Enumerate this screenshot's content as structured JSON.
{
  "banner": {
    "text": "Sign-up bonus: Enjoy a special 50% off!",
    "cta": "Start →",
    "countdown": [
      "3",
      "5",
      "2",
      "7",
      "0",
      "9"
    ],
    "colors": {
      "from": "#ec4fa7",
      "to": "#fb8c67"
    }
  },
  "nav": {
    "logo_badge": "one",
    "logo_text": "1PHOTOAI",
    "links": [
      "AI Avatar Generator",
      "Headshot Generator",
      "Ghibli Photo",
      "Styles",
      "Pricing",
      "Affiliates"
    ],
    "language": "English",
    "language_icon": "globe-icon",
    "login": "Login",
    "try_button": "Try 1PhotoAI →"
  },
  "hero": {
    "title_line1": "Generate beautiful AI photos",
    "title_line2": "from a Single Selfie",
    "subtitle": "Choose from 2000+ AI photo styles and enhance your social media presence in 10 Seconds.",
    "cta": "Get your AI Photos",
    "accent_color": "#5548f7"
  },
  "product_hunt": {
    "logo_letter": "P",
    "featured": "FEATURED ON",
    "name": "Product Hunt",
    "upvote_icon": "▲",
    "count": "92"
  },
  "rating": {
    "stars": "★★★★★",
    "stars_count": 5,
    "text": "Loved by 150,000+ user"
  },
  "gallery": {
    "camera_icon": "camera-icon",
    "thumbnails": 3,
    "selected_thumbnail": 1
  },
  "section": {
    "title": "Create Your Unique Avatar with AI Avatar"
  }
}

+++++

= WORK TO BE COMPLETED =
Write out every record, exactly as written.

= EXPECTED ANSWER =
Enumerate this screenshot's content as structured JSON.
{
  "banner": {
    "text": "Sign-up bonus: Enjoy a special 50% off!",
    "cta": "Start →",
    "countdown": [
      "3",
      "5",
      "2",
      "7",
      "0",
      "9"
    ],
    "colors": {
      "from": "#ec4fa7",
      "to": "#fb8c67"
    }
  },
  "nav": {
    "logo_badge": "one",
    "logo_text": "1PHOTOAI",
    "links": [
      "AI Avatar Generator",
      "Headshot Generator",
      "Ghibli Photo",
      "Styles",
      "Pricing",
      "Affiliates"
    ],
    "language": "English",
    "language_icon": "globe-icon",
    "login": "Login",
    "try_button": "Try 1PhotoAI →"
  },
  "hero": {
    "title_line1": "Generate beautiful AI photos",
    "title_line2": "from a Single Selfie",
    "subtitle": "Choose from 2000+ AI photo styles and enhance your social media presence in 10 Seconds.",
    "cta": "Get your AI Photos",
    "accent_color": "#5548f7"
  },
  "product_hunt": {
    "logo_letter": "P",
    "featured": "FEATURED ON",
    "name": "Product Hunt",
    "upvote_icon": "▲",
    "count": "92"
  },
  "rating": {
    "stars": "★★★★★",
    "stars_count": 5,
    "text": "Loved by 150,000+ user"
  },
  "gallery": {
    "camera_icon": "camera-icon",
    "thumbnails": 3,
    "selected_thumbnail": 1
  },
  "section": {
    "title": "Create Your Unique Avatar with AI Avatar"
  }
}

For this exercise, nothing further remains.